*Work required*:
Your task is to give the number of lines in the listing that include "marker", and nothing else.

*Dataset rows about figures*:
## Begin

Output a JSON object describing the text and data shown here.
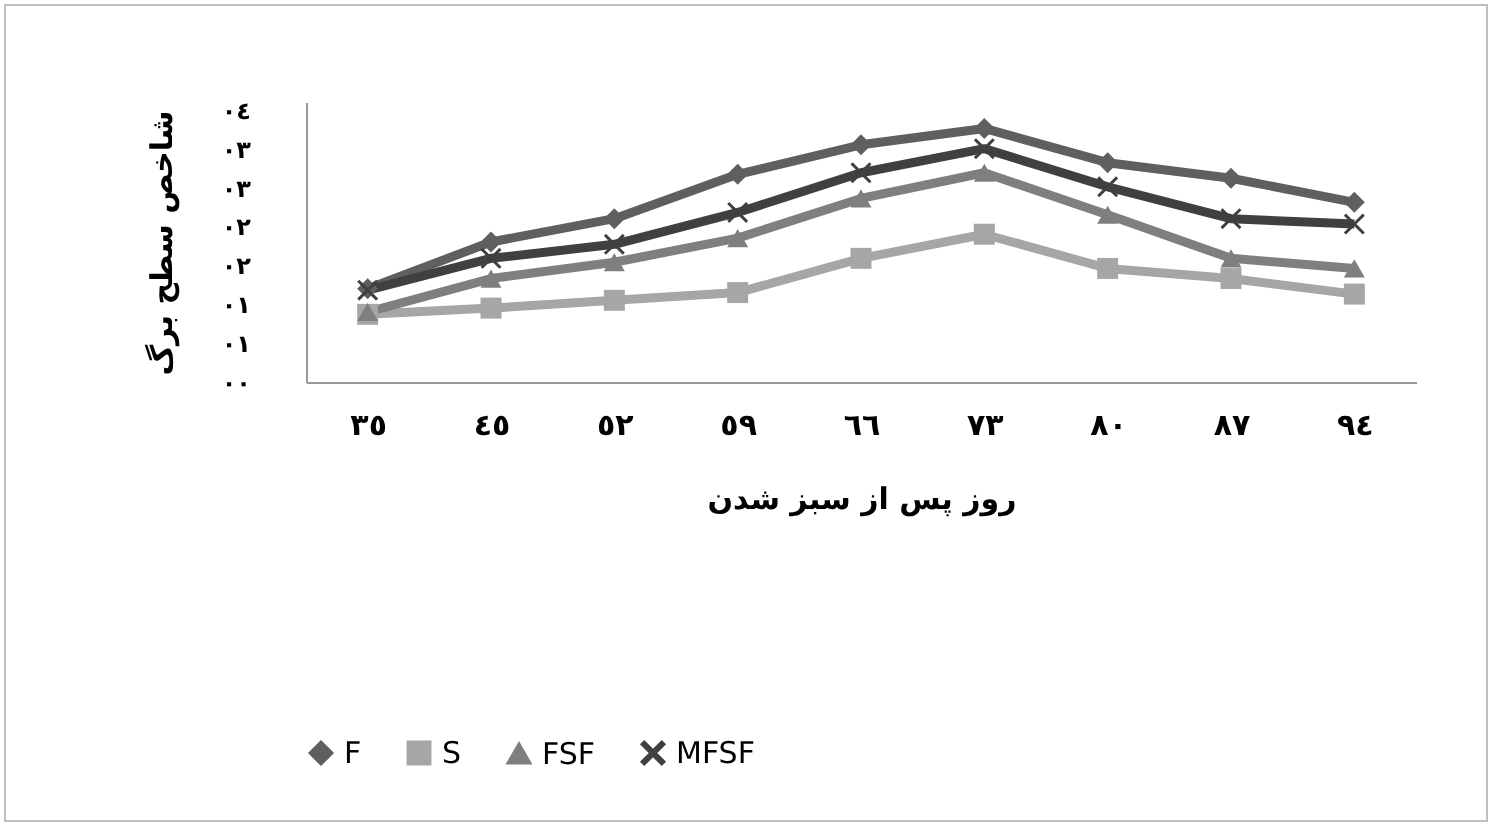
{
  "chart_data": {
    "type": "line",
    "xlabel": "روز پس از سبز شدن",
    "ylabel": "شاخص سطح برگ",
    "categories": [
      "٣٥",
      "٤٥",
      "٥٢",
      "٥٩",
      "٦٦",
      "٧٣",
      "٨٠",
      "٨٧",
      "٩٤"
    ],
    "ylim": [
      0,
      3.6
    ],
    "yticks": [
      {
        "value": 0,
        "label": "٠٠"
      },
      {
        "value": 0.5,
        "label": "٠١"
      },
      {
        "value": 1,
        "label": "٠١"
      },
      {
        "value": 1.5,
        "label": "٠٢"
      },
      {
        "value": 2,
        "label": "٠٢"
      },
      {
        "value": 2.5,
        "label": "٠٣"
      },
      {
        "value": 3,
        "label": "٠٣"
      },
      {
        "value": 3.5,
        "label": "٠٤"
      }
    ],
    "grid": false,
    "legend": "bottom",
    "series": [
      {
        "name": "F",
        "color": "#5f5f5f",
        "marker": "diamond",
        "values": [
          1.2,
          1.8,
          2.1,
          2.67,
          3.05,
          3.26,
          2.82,
          2.62,
          2.31
        ]
      },
      {
        "name": "S",
        "color": "#a6a6a6",
        "marker": "square",
        "values": [
          0.87,
          0.95,
          1.05,
          1.15,
          1.59,
          1.9,
          1.46,
          1.33,
          1.13
        ]
      },
      {
        "name": "FSF",
        "color": "#7f7f7f",
        "marker": "triangle",
        "values": [
          0.9,
          1.33,
          1.54,
          1.85,
          2.36,
          2.69,
          2.15,
          1.59,
          1.46
        ]
      },
      {
        "name": "MFSF",
        "color": "#404040",
        "marker": "cross",
        "values": [
          1.18,
          1.59,
          1.77,
          2.18,
          2.69,
          3.0,
          2.51,
          2.1,
          2.03
        ]
      }
    ]
  }
}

## End

*Exercise result*:
4